What is needed: In the material below, count the lines with the word "name" and state that number only.

[Dataset items]
## BEGIN
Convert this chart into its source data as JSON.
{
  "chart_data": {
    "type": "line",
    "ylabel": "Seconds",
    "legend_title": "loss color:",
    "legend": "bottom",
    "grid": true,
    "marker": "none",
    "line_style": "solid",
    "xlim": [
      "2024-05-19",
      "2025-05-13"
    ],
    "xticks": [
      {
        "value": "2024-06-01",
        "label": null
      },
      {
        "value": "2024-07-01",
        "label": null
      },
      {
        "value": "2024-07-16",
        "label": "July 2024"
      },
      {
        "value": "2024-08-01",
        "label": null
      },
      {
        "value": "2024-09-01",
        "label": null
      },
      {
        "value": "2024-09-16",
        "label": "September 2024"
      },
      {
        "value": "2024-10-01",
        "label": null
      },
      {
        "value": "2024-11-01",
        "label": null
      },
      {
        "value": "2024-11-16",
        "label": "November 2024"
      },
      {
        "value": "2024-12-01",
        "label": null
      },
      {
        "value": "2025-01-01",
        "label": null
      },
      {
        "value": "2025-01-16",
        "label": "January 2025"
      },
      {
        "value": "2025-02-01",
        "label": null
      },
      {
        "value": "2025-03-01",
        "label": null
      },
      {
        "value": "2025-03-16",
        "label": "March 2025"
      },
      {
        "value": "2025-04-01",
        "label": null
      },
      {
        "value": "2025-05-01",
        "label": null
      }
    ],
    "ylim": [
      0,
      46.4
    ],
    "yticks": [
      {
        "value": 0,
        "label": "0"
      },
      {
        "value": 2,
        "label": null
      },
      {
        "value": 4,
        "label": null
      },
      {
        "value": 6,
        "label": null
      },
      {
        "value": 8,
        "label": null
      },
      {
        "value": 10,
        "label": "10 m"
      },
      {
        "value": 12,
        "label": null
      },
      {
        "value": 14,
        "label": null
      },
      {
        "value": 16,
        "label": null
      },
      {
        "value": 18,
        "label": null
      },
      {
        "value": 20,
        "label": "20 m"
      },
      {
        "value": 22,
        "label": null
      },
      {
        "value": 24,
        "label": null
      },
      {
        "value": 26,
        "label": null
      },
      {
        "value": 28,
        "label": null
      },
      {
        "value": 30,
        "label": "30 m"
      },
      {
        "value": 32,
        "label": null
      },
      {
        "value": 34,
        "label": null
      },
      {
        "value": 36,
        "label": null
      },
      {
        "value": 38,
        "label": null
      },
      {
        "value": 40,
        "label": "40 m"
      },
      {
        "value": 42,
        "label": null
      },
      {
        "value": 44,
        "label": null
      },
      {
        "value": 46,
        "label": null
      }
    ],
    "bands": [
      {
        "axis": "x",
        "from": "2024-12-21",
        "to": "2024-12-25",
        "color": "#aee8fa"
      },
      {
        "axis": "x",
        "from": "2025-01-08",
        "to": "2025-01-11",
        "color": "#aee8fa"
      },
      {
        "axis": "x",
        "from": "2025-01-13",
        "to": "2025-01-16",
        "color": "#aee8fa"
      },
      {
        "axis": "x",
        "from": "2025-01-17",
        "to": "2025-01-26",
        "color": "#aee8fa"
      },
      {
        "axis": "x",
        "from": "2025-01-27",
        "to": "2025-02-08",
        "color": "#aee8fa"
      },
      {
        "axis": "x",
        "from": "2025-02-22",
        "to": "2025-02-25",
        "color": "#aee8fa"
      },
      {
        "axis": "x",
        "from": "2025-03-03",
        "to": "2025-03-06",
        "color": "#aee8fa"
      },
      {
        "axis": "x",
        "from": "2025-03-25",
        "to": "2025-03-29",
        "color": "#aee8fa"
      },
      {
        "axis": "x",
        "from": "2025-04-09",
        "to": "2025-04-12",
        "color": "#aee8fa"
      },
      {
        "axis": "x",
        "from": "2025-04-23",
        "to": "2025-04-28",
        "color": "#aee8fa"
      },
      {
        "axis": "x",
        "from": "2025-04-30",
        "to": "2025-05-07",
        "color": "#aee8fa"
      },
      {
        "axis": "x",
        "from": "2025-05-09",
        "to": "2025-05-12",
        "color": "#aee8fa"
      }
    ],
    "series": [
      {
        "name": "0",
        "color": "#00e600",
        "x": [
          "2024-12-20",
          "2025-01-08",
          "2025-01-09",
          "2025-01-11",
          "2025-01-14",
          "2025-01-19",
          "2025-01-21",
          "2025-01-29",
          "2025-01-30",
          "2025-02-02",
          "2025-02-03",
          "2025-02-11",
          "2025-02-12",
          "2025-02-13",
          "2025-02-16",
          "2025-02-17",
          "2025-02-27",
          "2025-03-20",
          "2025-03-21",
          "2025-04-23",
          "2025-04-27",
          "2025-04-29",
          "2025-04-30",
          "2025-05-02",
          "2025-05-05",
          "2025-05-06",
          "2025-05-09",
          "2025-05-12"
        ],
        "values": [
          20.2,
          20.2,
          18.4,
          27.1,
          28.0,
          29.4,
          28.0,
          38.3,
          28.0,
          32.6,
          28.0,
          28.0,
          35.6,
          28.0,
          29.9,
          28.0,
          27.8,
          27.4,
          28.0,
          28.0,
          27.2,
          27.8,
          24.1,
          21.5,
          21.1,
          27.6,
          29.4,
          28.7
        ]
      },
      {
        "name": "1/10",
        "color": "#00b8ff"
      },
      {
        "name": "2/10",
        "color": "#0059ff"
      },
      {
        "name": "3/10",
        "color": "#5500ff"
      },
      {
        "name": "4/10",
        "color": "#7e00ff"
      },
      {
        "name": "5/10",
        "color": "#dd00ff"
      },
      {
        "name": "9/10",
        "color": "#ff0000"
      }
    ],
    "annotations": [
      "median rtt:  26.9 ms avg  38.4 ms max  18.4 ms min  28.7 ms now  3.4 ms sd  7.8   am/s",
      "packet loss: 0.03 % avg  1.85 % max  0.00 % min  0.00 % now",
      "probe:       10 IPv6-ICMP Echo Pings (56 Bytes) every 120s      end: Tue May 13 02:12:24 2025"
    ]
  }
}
## END
Solution to this exercise: 7